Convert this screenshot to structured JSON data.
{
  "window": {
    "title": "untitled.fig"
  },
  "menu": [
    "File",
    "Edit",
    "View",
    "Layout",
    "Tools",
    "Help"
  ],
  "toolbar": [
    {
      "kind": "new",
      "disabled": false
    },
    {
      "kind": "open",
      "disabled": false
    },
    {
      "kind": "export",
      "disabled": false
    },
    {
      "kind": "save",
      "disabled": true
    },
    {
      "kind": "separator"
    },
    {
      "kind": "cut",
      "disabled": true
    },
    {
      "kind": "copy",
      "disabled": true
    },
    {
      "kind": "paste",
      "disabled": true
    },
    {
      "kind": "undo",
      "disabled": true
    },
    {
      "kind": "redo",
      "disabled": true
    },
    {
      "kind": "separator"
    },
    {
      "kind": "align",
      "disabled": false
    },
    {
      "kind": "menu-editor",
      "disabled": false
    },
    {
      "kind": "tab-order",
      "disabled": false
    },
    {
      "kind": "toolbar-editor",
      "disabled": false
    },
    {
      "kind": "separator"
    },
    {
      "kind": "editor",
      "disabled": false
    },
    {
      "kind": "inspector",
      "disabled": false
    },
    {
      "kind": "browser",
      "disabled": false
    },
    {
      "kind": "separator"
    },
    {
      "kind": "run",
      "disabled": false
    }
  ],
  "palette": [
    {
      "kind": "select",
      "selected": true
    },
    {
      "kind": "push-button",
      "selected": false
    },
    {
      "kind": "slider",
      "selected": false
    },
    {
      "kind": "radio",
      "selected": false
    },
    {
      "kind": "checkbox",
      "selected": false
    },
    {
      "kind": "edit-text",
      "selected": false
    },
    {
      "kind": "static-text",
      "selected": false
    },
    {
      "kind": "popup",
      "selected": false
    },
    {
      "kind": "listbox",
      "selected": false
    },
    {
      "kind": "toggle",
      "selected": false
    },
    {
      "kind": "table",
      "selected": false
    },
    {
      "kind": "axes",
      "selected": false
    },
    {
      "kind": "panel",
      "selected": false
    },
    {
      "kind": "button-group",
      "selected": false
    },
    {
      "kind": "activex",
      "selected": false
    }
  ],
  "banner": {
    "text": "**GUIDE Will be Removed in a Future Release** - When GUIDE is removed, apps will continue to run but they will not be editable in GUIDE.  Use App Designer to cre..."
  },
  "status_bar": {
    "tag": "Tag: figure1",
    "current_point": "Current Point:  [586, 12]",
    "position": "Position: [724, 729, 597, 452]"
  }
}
◇ ◇ ◇ ◇ ◇
• Set exercise: All of the entries above must be quoted exactly.

• Result for this exercise:
Convert this screenshot to structured JSON data.
{
  "window": {
    "title": "untitled.fig"
  },
  "menu": [
    "File",
    "Edit",
    "View",
    "Layout",
    "Tools",
    "Help"
  ],
  "toolbar": [
    {
      "kind": "new",
      "disabled": false
    },
    {
      "kind": "open",
      "disabled": false
    },
    {
      "kind": "export",
      "disabled": false
    },
    {
      "kind": "save",
      "disabled": true
    },
    {
      "kind": "separator"
    },
    {
      "kind": "cut",
      "disabled": true
    },
    {
      "kind": "copy",
      "disabled": true
    },
    {
      "kind": "paste",
      "disabled": true
    },
    {
      "kind": "undo",
      "disabled": true
    },
    {
      "kind": "redo",
      "disabled": true
    },
    {
      "kind": "separator"
    },
    {
      "kind": "align",
      "disabled": false
    },
    {
      "kind": "menu-editor",
      "disabled": false
    },
    {
      "kind": "tab-order",
      "disabled": false
    },
    {
      "kind": "toolbar-editor",
      "disabled": false
    },
    {
      "kind": "separator"
    },
    {
      "kind": "editor",
      "disabled": false
    },
    {
      "kind": "inspector",
      "disabled": false
    },
    {
      "kind": "browser",
      "disabled": false
    },
    {
      "kind": "separator"
    },
    {
      "kind": "run",
      "disabled": false
    }
  ],
  "palette": [
    {
      "kind": "select",
      "selected": true
    },
    {
      "kind": "push-button",
      "selected": false
    },
    {
      "kind": "slider",
      "selected": false
    },
    {
      "kind": "radio",
      "selected": false
    },
    {
      "kind": "checkbox",
      "selected": false
    },
    {
      "kind": "edit-text",
      "selected": false
    },
    {
      "kind": "static-text",
      "selected": false
    },
    {
      "kind": "popup",
      "selected": false
    },
    {
      "kind": "listbox",
      "selected": false
    },
    {
      "kind": "toggle",
      "selected": false
    },
    {
      "kind": "table",
      "selected": false
    },
    {
      "kind": "axes",
      "selected": false
    },
    {
      "kind": "panel",
      "selected": false
    },
    {
      "kind": "button-group",
      "selected": false
    },
    {
      "kind": "activex",
      "selected": false
    }
  ],
  "banner": {
    "text": "**GUIDE Will be Removed in a Future Release** - When GUIDE is removed, apps will continue to run but they will not be editable in GUIDE.  Use App Designer to cre..."
  },
  "status_bar": {
    "tag": "Tag: figure1",
    "current_point": "Current Point:  [586, 12]",
    "position": "Position: [724, 729, 597, 452]"
  }
}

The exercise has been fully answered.